Directions: Check every line of the entries that follow, and copy the ones containing "species".

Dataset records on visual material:

++++++++++++++++++++

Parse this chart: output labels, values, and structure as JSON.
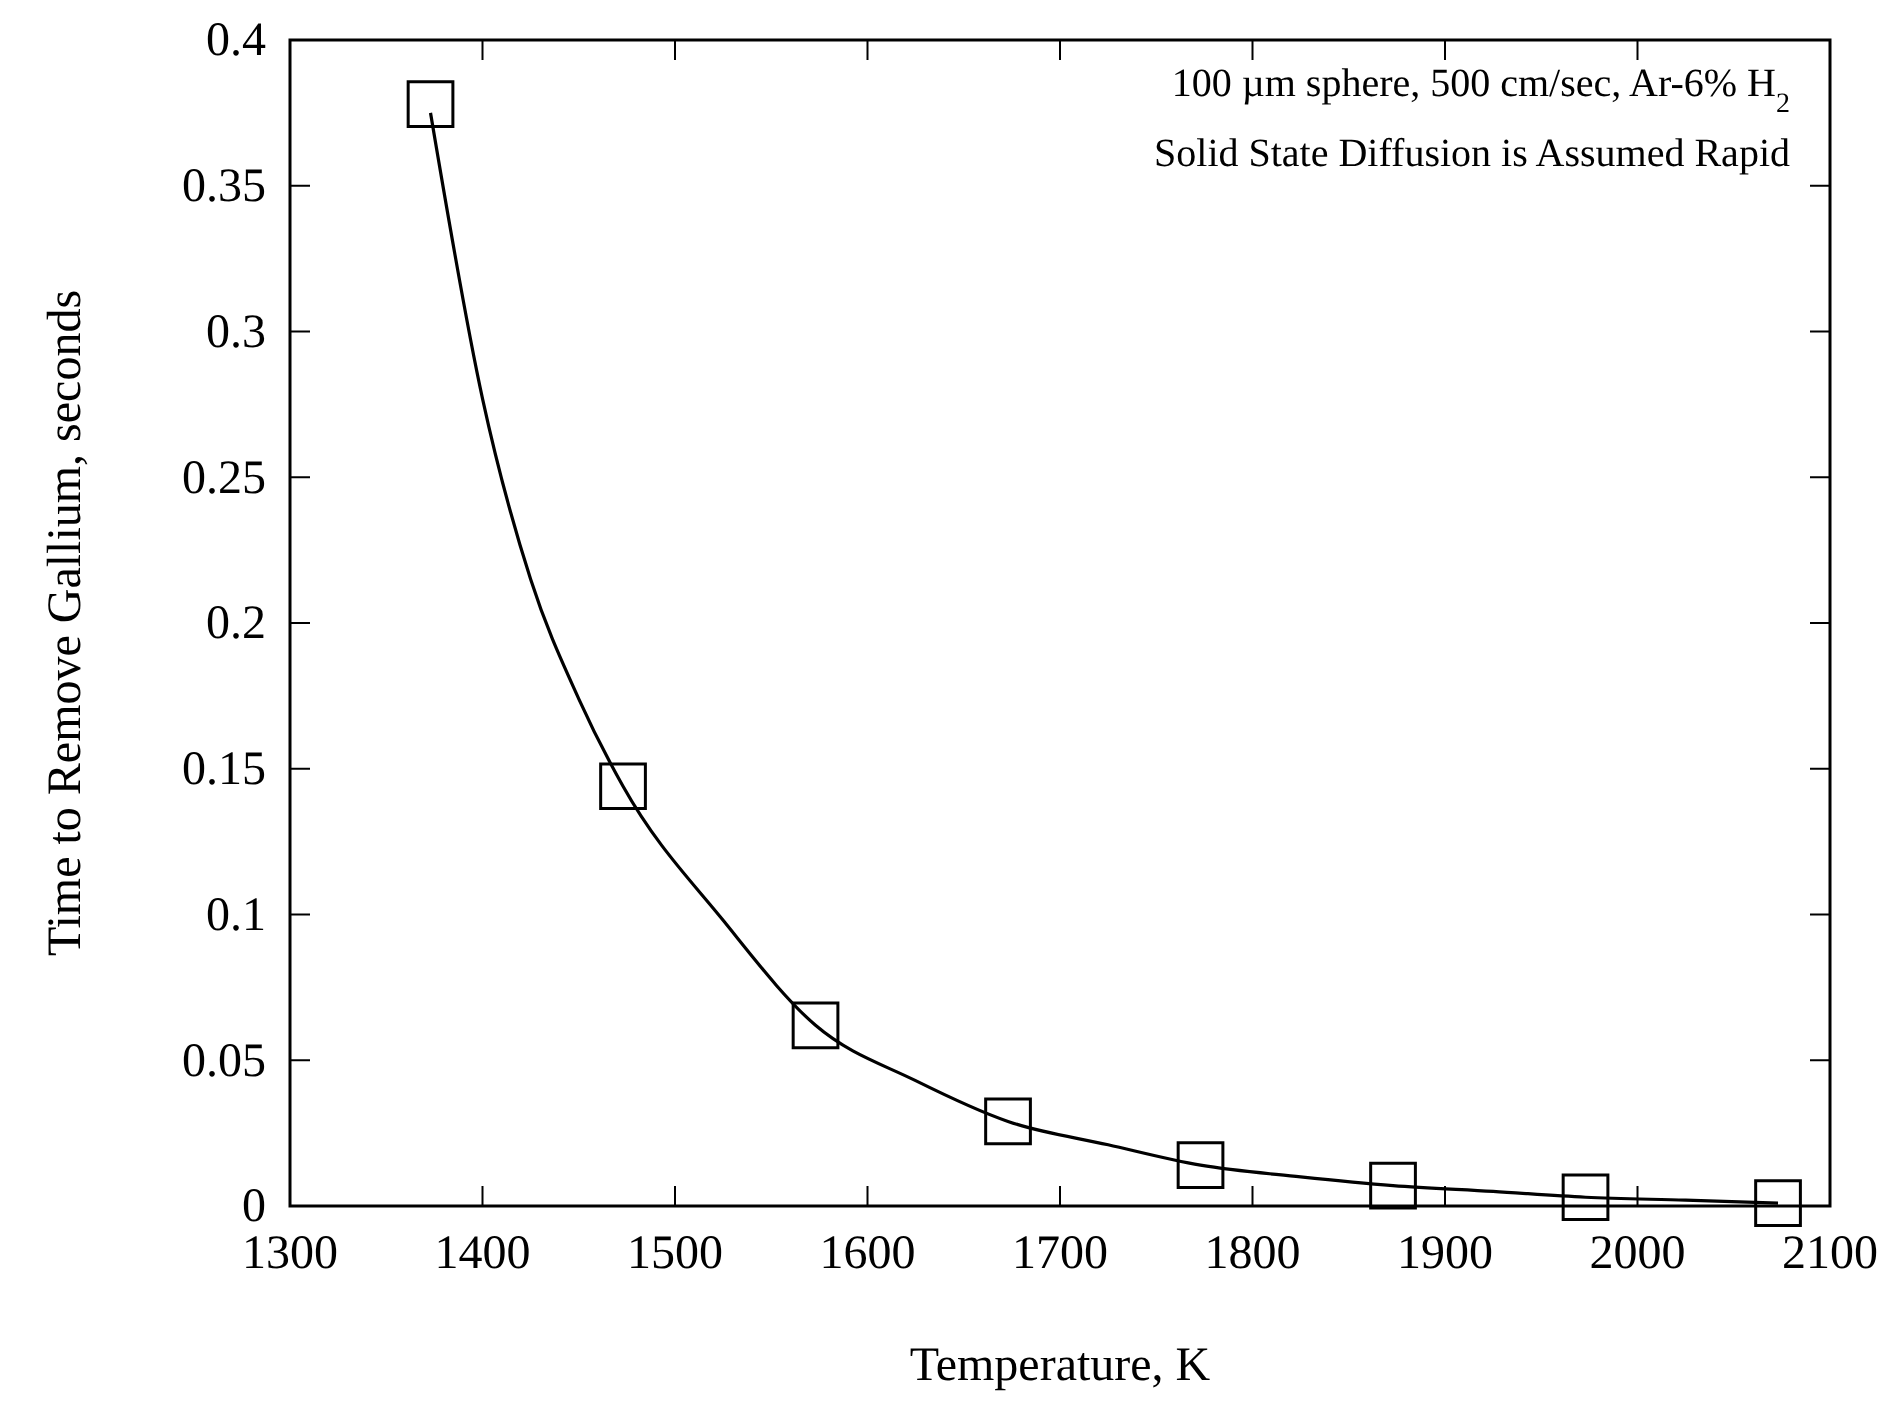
{
  "chart_data": {
    "type": "scatter",
    "xlabel": "Temperature, K",
    "ylabel": "Time to Remove Gallium, seconds",
    "annotations": [
      "100 µm sphere, 500 cm/sec, Ar-6% H$_{2}$",
      "Solid State Diffusion is Assumed Rapid"
    ],
    "x": [
      1373,
      1473,
      1573,
      1673,
      1773,
      1873,
      1973,
      2073
    ],
    "xlim": [
      1300,
      2100
    ],
    "xticks": [
      1300,
      1400,
      1500,
      1600,
      1700,
      1800,
      1900,
      2000,
      2100
    ],
    "ylim": [
      0,
      0.4
    ],
    "yticks": [
      0,
      0.05,
      0.1,
      0.15,
      0.2,
      0.25,
      0.3,
      0.35,
      0.4
    ],
    "grid": false,
    "series": [
      {
        "marker": "square",
        "color": "#000000",
        "values": [
          0.378,
          0.144,
          0.062,
          0.029,
          0.014,
          0.007,
          0.003,
          0.001
        ]
      },
      {
        "type": "line",
        "line_style": "solid",
        "color": "#000000",
        "x": [
          1373,
          1400,
          1425,
          1450,
          1473,
          1525,
          1573,
          1625,
          1673,
          1725,
          1773,
          1825,
          1873,
          1925,
          1973,
          2025,
          2073
        ],
        "values": [
          0.375,
          0.277,
          0.215,
          0.174,
          0.144,
          0.098,
          0.062,
          0.043,
          0.029,
          0.021,
          0.014,
          0.01,
          0.007,
          0.005,
          0.003,
          0.002,
          0.001
        ]
      }
    ]
  }
}
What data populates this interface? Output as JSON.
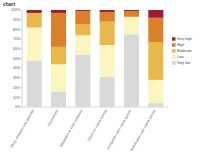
{
  "chart_data": {
    "type": "bar",
    "title": "chart",
    "stacked": true,
    "grid": false,
    "legend": "right",
    "categories": [
      "Pests, diseases and parasites",
      "Invasiveness",
      "Adaptation to local conditions",
      "Impact on native species",
      "Competition with native species",
      "Hybridisation with native species"
    ],
    "series": [
      {
        "name": "Very low",
        "color": "#d9d9d9",
        "values": [
          48,
          16,
          54,
          31,
          75,
          4
        ]
      },
      {
        "name": "Low",
        "color": "#fdf5c0",
        "values": [
          34,
          28,
          20,
          33,
          18,
          24
        ]
      },
      {
        "name": "Moderate",
        "color": "#e8b84a",
        "values": [
          15,
          18,
          11,
          24,
          0,
          39
        ]
      },
      {
        "name": "High",
        "color": "#d9822b",
        "values": [
          0,
          35,
          14,
          10,
          6,
          25
        ]
      },
      {
        "name": "Very high",
        "color": "#9e1b32",
        "values": [
          3,
          3,
          1,
          2,
          1,
          8
        ]
      }
    ],
    "ylim": [
      0,
      100
    ],
    "yticks": [
      {
        "value": 0,
        "label": "0%"
      },
      {
        "value": 10,
        "label": "10%"
      },
      {
        "value": 20,
        "label": "20%"
      },
      {
        "value": 30,
        "label": "30%"
      },
      {
        "value": 40,
        "label": "40%"
      },
      {
        "value": 50,
        "label": "50%"
      },
      {
        "value": 60,
        "label": "60%"
      },
      {
        "value": 70,
        "label": "70%"
      },
      {
        "value": 80,
        "label": "80%"
      },
      {
        "value": 90,
        "label": "90%"
      },
      {
        "value": 100,
        "label": "100%"
      }
    ]
  }
}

++++++++++++++++++++

Written response:
      "Impact on native species",
      "Competition with native species",
      "Hybridisation with native species"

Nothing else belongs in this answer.